__Stored records__:
-------------------------
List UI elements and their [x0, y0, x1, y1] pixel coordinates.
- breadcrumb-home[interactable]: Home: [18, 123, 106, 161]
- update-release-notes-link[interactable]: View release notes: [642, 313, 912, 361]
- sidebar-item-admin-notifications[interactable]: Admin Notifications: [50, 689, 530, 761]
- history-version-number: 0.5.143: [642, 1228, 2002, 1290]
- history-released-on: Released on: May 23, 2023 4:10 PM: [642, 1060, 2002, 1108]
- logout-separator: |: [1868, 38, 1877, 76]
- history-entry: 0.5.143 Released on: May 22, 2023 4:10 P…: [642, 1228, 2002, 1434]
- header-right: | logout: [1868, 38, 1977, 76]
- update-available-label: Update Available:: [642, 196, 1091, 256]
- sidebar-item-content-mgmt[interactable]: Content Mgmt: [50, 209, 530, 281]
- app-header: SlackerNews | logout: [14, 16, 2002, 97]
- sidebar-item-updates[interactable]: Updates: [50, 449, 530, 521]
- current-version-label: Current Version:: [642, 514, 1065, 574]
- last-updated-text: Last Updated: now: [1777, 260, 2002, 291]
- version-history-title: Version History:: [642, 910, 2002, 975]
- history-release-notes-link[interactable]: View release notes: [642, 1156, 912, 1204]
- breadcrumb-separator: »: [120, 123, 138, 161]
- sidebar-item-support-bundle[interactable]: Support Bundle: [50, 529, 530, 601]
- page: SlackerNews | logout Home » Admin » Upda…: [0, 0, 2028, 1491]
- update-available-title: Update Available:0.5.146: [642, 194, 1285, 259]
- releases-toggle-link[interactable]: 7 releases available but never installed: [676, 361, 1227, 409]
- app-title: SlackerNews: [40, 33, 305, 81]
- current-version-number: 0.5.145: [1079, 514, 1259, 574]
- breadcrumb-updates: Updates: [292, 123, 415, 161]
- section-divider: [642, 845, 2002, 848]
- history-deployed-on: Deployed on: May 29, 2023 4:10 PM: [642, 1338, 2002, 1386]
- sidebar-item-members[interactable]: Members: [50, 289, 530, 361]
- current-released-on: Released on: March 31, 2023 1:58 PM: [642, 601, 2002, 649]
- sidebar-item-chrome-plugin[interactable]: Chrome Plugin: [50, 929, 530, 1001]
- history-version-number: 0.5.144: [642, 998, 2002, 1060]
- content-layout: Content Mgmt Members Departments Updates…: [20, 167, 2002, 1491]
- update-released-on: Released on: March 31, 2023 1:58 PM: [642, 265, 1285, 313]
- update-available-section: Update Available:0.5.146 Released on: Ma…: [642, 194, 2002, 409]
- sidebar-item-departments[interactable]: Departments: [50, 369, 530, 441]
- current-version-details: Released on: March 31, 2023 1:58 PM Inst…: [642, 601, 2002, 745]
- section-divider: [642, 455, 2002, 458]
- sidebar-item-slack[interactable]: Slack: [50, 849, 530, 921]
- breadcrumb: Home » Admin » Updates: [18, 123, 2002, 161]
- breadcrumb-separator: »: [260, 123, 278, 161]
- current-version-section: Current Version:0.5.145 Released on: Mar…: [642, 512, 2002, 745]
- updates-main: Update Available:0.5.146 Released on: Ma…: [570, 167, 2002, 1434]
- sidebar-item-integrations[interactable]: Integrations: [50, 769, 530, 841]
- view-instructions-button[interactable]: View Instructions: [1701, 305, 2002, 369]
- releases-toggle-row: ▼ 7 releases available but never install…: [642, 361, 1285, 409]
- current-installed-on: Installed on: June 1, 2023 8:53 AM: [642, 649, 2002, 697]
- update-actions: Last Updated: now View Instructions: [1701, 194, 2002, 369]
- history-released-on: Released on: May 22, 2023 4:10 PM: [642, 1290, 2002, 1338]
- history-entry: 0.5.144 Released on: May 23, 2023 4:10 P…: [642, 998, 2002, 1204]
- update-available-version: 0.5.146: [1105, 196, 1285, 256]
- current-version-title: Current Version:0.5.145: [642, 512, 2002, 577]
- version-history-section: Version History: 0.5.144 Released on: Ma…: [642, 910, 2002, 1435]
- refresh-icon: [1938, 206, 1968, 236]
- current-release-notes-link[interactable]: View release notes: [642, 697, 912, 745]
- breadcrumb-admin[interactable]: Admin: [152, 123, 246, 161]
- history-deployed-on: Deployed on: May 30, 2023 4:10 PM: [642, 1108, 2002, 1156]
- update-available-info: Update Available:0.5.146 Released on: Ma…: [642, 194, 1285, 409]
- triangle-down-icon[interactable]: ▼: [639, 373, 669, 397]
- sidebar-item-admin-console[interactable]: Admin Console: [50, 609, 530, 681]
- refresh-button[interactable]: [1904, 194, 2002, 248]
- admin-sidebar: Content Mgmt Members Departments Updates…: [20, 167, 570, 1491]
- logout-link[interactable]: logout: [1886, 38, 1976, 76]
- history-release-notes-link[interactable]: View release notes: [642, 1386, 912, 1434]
-------------------------
__Instruction__:
Quote all of the rows above verbatim, in their original order.

__The output__:
List UI elements and their [x0, y0, x1, y1] pixel coordinates.
- breadcrumb-home[interactable]: Home: [18, 123, 106, 161]
- update-release-notes-link[interactable]: View release notes: [642, 313, 912, 361]
- sidebar-item-admin-notifications[interactable]: Admin Notifications: [50, 689, 530, 761]
- history-version-number: 0.5.143: [642, 1228, 2002, 1290]
- history-released-on: Released on: May 23, 2023 4:10 PM: [642, 1060, 2002, 1108]
- logout-separator: |: [1868, 38, 1877, 76]
- history-entry: 0.5.143 Released on: May 22, 2023 4:10 P…: [642, 1228, 2002, 1434]
- header-right: | logout: [1868, 38, 1977, 76]
- update-available-label: Update Available:: [642, 196, 1091, 256]
- sidebar-item-content-mgmt[interactable]: Content Mgmt: [50, 209, 530, 281]
- app-header: SlackerNews | logout: [14, 16, 2002, 97]
- sidebar-item-updates[interactable]: Updates: [50, 449, 530, 521]
- current-version-label: Current Version:: [642, 514, 1065, 574]
- last-updated-text: Last Updated: now: [1777, 260, 2002, 291]
- version-history-title: Version History:: [642, 910, 2002, 975]
- history-release-notes-link[interactable]: View release notes: [642, 1156, 912, 1204]
- breadcrumb-separator: »: [120, 123, 138, 161]
- sidebar-item-support-bundle[interactable]: Support Bundle: [50, 529, 530, 601]
- page: SlackerNews | logout Home » Admin » Upda…: [0, 0, 2028, 1491]
- update-available-title: Update Available:0.5.146: [642, 194, 1285, 259]
- releases-toggle-link[interactable]: 7 releases available but never installed: [676, 361, 1227, 409]
- app-title: SlackerNews: [40, 33, 305, 81]
- current-version-number: 0.5.145: [1079, 514, 1259, 574]
- breadcrumb-updates: Updates: [292, 123, 415, 161]
- section-divider: [642, 845, 2002, 848]
- history-deployed-on: Deployed on: May 29, 2023 4:10 PM: [642, 1338, 2002, 1386]
- sidebar-item-members[interactable]: Members: [50, 289, 530, 361]
- current-released-on: Released on: March 31, 2023 1:58 PM: [642, 601, 2002, 649]
- sidebar-item-chrome-plugin[interactable]: Chrome Plugin: [50, 929, 530, 1001]
- history-version-number: 0.5.144: [642, 998, 2002, 1060]
- content-layout: Content Mgmt Members Departments Updates…: [20, 167, 2002, 1491]
- update-released-on: Released on: March 31, 2023 1:58 PM: [642, 265, 1285, 313]
- update-available-section: Update Available:0.5.146 Released on: Ma…: [642, 194, 2002, 409]
- sidebar-item-departments[interactable]: Departments: [50, 369, 530, 441]
- current-version-details: Released on: March 31, 2023 1:58 PM Inst…: [642, 601, 2002, 745]
- section-divider: [642, 455, 2002, 458]
- sidebar-item-slack[interactable]: Slack: [50, 849, 530, 921]
- breadcrumb: Home » Admin » Updates: [18, 123, 2002, 161]
- breadcrumb-separator: »: [260, 123, 278, 161]
- current-version-section: Current Version:0.5.145 Released on: Mar…: [642, 512, 2002, 745]
- updates-main: Update Available:0.5.146 Released on: Ma…: [570, 167, 2002, 1434]
- sidebar-item-integrations[interactable]: Integrations: [50, 769, 530, 841]
- view-instructions-button[interactable]: View Instructions: [1701, 305, 2002, 369]
- releases-toggle-row: ▼ 7 releases available but never install…: [642, 361, 1285, 409]
- current-installed-on: Installed on: June 1, 2023 8:53 AM: [642, 649, 2002, 697]
- update-actions: Last Updated: now View Instructions: [1701, 194, 2002, 369]
- history-released-on: Released on: May 22, 2023 4:10 PM: [642, 1290, 2002, 1338]
- history-entry: 0.5.144 Released on: May 23, 2023 4:10 P…: [642, 998, 2002, 1204]
- update-available-version: 0.5.146: [1105, 196, 1285, 256]
- current-version-title: Current Version:0.5.145: [642, 512, 2002, 577]
- version-history-section: Version History: 0.5.144 Released on: Ma…: [642, 910, 2002, 1435]
- refresh-icon: [1938, 206, 1968, 236]
- current-release-notes-link[interactable]: View release notes: [642, 697, 912, 745]
- breadcrumb-admin[interactable]: Admin: [152, 123, 246, 161]
- history-deployed-on: Deployed on: May 30, 2023 4:10 PM: [642, 1108, 2002, 1156]
- update-available-info: Update Available:0.5.146 Released on: Ma…: [642, 194, 1285, 409]
- triangle-down-icon[interactable]: ▼: [639, 373, 669, 397]
- sidebar-item-admin-console[interactable]: Admin Console: [50, 609, 530, 681]
- refresh-button[interactable]: [1904, 194, 2002, 248]
- admin-sidebar: Content Mgmt Members Departments Updates…: [20, 167, 570, 1491]
- logout-link[interactable]: logout: [1886, 38, 1976, 76]
- history-release-notes-link[interactable]: View release notes: [642, 1386, 912, 1434]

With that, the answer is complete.